▶ [EXERCISE OBJECTIVE]: Quote the listing in full, exactly as given, minus any pictures.

▶ [LISTING]:
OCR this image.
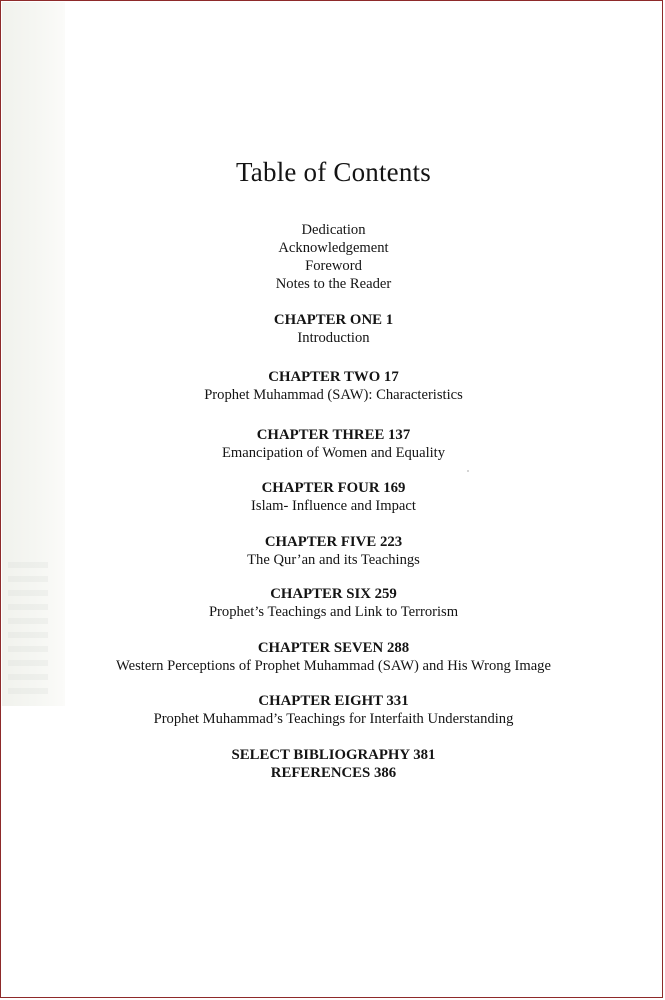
Table of Contents

Dedication

Acknowledgement

Foreword

Notes to the Reader

CHAPTER ONE 1

Introduction

CHAPTER TWO 17

Prophet Muhammad (SAW): Characteristics

CHAPTER THREE 137

Emancipation of Women and Equality

CHAPTER FOUR 169

Islam- Influence and Impact

CHAPTER FIVE 223

The Qur’an and its Teachings

CHAPTER SIX 259

Prophet’s Teachings and Link to Terrorism

CHAPTER SEVEN 288

Western Perceptions of Prophet Muhammad (SAW) and His Wrong Image

CHAPTER EIGHT 331

Prophet Muhammad’s Teachings for Interfaith Understanding

SELECT BIBLIOGRAPHY 381

REFERENCES 386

▶ [EXERCISE RESPONSE]:
OCR this image.
Table of Contents

Dedication

Acknowledgement

Foreword

Notes to the Reader

CHAPTER ONE 1

Introduction

CHAPTER TWO 17

Prophet Muhammad (SAW): Characteristics

CHAPTER THREE 137

Emancipation of Women and Equality

CHAPTER FOUR 169

Islam- Influence and Impact

CHAPTER FIVE 223

The Qur’an and its Teachings

CHAPTER SIX 259

Prophet’s Teachings and Link to Terrorism

CHAPTER SEVEN 288

Western Perceptions of Prophet Muhammad (SAW) and His Wrong Image

CHAPTER EIGHT 331

Prophet Muhammad’s Teachings for Interfaith Understanding

SELECT BIBLIOGRAPHY 381

REFERENCES 386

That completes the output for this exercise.